**WHAT YOU HAVE TO DO**
Identify the lines that contain the string "JSON" and report only how many there are.

**SOURCE MATERIAL**
------------------------------------------------

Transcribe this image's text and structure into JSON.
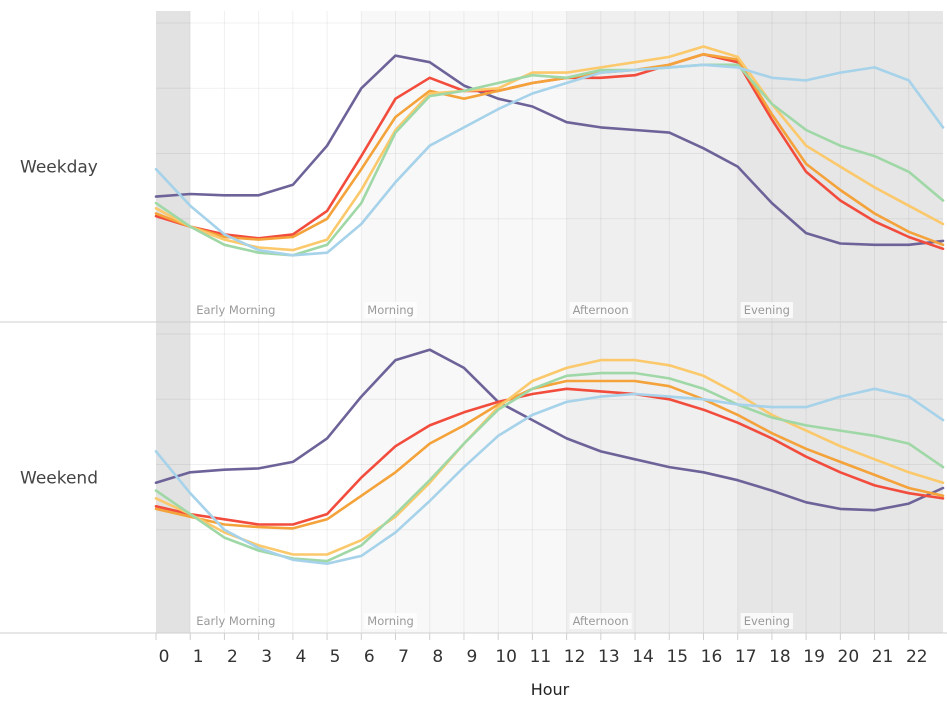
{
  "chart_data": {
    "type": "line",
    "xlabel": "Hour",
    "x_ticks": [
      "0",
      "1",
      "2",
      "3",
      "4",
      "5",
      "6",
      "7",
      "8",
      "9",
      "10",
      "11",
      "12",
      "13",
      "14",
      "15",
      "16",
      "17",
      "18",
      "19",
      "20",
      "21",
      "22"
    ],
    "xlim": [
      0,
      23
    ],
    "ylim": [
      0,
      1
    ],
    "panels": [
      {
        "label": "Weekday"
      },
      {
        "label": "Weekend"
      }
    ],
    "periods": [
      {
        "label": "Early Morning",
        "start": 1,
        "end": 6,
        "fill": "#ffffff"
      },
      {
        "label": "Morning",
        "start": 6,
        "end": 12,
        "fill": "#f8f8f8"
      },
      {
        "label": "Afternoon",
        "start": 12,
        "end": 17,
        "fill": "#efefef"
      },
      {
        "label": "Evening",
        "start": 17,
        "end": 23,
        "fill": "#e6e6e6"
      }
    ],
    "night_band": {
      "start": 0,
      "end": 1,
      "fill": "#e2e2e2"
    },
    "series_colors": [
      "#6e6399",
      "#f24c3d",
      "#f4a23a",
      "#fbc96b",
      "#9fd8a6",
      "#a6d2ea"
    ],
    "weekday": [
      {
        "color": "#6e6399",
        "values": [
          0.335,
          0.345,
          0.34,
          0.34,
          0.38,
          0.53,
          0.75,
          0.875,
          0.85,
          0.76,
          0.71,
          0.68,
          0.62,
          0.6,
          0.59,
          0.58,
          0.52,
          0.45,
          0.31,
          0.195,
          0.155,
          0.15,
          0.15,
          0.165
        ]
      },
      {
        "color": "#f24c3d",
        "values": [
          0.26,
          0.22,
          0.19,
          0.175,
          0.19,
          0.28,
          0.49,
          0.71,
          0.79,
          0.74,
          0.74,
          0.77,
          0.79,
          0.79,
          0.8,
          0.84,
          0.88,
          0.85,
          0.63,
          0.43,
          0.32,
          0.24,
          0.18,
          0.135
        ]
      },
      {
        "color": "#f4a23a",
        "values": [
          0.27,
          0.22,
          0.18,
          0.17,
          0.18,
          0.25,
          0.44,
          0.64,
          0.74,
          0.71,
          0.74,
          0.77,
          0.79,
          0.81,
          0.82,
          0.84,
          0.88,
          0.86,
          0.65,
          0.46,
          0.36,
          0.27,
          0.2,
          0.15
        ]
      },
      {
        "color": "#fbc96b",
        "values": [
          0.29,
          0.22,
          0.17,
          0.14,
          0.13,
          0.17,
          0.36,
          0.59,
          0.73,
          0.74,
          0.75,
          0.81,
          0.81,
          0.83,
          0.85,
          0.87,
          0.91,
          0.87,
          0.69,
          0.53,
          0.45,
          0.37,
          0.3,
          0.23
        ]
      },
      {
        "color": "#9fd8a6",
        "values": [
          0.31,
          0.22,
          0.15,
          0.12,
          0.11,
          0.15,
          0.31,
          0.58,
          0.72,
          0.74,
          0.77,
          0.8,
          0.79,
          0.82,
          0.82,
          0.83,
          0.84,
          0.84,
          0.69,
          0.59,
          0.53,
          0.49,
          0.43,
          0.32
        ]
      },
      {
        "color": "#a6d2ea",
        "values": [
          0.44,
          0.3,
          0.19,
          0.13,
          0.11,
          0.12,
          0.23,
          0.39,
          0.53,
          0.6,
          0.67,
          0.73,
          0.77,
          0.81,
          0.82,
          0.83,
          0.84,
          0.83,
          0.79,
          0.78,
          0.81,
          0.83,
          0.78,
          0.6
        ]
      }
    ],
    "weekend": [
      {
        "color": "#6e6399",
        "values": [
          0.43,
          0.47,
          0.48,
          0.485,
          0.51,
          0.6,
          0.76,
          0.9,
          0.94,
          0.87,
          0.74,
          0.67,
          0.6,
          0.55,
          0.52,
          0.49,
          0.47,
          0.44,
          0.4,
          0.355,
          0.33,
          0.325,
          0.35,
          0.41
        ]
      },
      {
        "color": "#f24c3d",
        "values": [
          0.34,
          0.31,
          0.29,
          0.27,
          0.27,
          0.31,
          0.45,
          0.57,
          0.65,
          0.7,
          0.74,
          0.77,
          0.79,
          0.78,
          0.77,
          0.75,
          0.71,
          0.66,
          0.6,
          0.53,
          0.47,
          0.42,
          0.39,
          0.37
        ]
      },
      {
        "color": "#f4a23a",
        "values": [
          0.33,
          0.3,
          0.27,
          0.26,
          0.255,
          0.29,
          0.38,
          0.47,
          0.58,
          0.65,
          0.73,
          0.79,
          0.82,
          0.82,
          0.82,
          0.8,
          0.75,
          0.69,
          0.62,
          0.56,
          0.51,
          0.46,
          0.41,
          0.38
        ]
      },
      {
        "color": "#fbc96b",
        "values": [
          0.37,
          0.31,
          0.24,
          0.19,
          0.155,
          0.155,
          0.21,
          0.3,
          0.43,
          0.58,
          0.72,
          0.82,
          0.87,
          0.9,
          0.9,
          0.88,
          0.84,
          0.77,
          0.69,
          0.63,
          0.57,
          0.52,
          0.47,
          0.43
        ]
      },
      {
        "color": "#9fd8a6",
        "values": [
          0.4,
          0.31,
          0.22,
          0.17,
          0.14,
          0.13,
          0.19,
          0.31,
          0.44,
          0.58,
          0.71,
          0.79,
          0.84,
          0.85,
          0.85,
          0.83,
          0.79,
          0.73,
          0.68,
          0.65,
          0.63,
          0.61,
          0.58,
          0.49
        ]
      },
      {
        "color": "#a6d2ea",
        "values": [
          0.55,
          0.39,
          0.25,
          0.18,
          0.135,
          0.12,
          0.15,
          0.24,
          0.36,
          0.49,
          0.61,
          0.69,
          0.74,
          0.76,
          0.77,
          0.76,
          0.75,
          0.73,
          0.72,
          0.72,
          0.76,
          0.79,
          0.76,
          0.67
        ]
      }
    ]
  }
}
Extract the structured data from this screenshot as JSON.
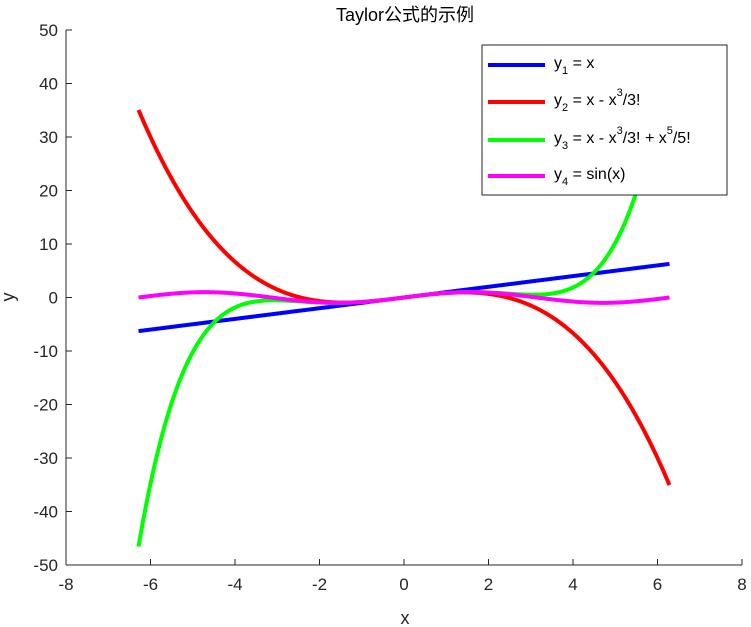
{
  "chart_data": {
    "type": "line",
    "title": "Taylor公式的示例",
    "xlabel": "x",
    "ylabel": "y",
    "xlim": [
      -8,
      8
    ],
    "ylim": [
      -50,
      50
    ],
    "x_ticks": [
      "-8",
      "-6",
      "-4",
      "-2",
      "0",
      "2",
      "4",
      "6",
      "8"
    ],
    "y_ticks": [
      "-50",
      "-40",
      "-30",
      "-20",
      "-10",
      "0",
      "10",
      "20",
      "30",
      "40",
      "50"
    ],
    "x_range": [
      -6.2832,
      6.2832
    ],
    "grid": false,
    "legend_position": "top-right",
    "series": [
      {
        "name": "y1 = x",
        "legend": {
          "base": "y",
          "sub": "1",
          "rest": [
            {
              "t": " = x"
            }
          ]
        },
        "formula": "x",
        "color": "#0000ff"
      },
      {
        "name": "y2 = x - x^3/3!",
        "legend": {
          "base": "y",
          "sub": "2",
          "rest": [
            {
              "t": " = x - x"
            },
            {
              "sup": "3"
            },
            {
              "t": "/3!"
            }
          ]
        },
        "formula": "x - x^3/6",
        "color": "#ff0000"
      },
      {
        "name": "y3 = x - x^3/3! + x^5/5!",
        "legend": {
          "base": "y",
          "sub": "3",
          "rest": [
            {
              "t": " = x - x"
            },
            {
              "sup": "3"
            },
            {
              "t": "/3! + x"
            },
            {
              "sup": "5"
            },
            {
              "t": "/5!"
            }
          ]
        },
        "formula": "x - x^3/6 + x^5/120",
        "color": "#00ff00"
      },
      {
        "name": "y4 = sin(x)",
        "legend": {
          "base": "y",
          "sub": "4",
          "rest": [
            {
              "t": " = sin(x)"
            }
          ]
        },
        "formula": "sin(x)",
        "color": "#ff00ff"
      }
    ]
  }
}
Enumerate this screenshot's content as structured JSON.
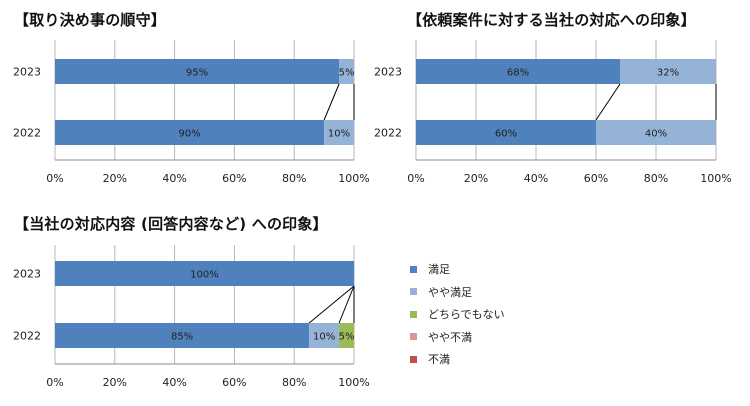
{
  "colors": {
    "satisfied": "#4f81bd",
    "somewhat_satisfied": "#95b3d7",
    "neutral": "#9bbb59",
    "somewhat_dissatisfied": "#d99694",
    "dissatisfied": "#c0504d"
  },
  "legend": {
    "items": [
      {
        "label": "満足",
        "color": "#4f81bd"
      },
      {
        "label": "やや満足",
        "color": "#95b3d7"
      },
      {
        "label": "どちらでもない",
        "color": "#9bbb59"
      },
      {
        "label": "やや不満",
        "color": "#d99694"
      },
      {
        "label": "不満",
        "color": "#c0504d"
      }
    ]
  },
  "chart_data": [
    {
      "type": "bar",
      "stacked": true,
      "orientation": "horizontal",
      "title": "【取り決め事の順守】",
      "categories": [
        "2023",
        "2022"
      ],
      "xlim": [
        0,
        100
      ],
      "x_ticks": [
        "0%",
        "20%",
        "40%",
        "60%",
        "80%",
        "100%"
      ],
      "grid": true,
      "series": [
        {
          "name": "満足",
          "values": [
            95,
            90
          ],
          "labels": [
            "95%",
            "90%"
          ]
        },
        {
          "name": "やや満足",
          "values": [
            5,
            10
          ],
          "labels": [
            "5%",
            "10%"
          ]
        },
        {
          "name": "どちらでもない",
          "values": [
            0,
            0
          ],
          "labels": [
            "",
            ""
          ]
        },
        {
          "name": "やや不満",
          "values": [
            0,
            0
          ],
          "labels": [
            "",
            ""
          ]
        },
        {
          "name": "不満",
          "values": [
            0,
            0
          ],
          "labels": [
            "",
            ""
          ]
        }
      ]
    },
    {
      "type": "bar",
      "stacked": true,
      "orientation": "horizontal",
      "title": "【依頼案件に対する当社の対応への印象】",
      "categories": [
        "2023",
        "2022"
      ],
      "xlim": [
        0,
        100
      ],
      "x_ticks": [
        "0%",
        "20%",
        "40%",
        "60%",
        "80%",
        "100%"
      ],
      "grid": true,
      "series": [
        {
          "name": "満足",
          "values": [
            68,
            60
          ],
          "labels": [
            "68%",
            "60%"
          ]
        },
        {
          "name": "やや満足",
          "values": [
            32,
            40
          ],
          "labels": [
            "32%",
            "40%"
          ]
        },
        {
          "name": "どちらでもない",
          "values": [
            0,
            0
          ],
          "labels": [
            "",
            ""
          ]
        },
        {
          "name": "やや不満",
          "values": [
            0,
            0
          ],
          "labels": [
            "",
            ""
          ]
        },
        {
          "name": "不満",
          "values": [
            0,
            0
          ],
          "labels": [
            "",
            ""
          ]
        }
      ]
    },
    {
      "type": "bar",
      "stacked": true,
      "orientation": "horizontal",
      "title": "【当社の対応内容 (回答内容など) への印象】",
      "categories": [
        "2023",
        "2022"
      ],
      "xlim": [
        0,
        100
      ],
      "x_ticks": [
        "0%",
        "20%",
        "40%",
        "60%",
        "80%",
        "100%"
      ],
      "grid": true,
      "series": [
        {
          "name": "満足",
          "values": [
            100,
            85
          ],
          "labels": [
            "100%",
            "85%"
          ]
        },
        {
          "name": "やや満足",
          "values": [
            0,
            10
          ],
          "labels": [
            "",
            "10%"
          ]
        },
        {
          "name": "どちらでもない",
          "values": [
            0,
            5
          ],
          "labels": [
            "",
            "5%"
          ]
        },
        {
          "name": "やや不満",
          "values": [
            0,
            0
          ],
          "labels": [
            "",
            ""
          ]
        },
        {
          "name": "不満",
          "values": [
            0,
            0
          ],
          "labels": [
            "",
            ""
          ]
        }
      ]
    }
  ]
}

------------------------------------------------

**COMPLETED EXERCISE**
3